What this task involves:
Write the data out again exactly, dropping any images it holds.
'''
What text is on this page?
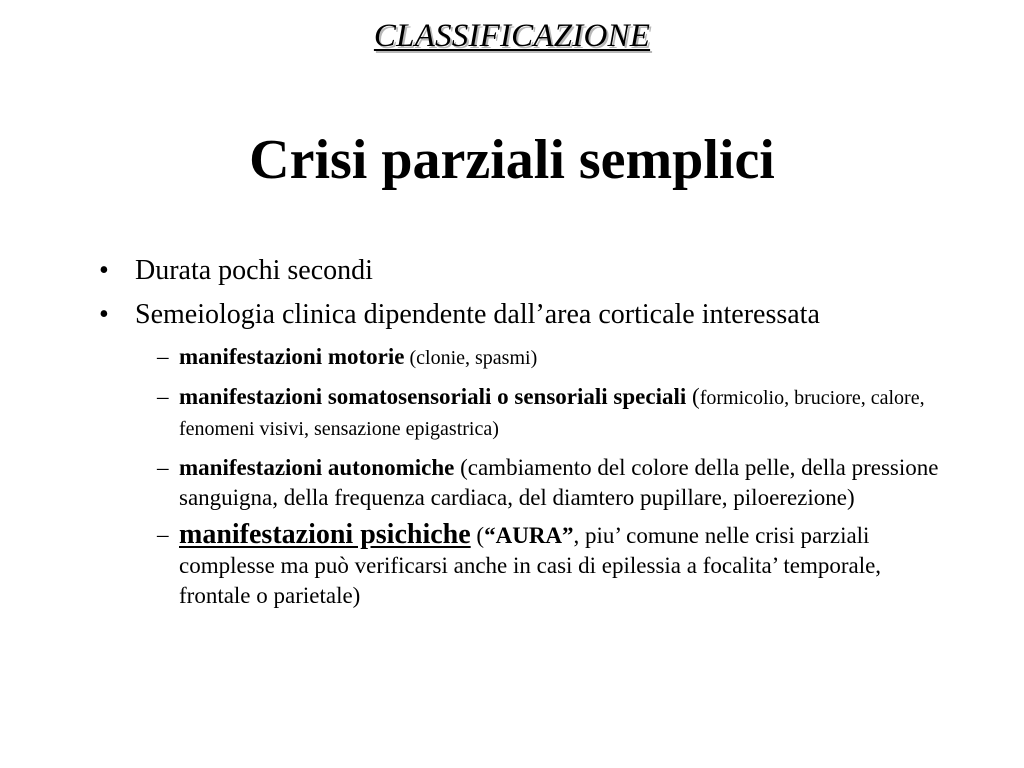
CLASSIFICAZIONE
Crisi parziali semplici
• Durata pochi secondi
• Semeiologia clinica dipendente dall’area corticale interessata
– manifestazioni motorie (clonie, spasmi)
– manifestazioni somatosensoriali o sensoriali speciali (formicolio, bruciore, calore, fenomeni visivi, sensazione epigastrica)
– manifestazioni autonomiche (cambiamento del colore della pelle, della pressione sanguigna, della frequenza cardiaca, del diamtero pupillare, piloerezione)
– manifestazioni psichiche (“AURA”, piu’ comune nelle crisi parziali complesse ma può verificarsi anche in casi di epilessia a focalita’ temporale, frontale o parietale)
'''
Solved exercise:
What text is on this page?
CLASSIFICAZIONE
Crisi parziali semplici
• Durata pochi secondi
• Semeiologia clinica dipendente dall’area corticale interessata
– manifestazioni motorie (clonie, spasmi)
– manifestazioni somatosensoriali o sensoriali speciali (formicolio, bruciore, calore, fenomeni visivi, sensazione epigastrica)
– manifestazioni autonomiche (cambiamento del colore della pelle, della pressione sanguigna, della frequenza cardiaca, del diamtero pupillare, piloerezione)
– manifestazioni psichiche (“AURA”, piu’ comune nelle crisi parziali complesse ma può verificarsi anche in casi di epilessia a focalita’ temporale, frontale o parietale)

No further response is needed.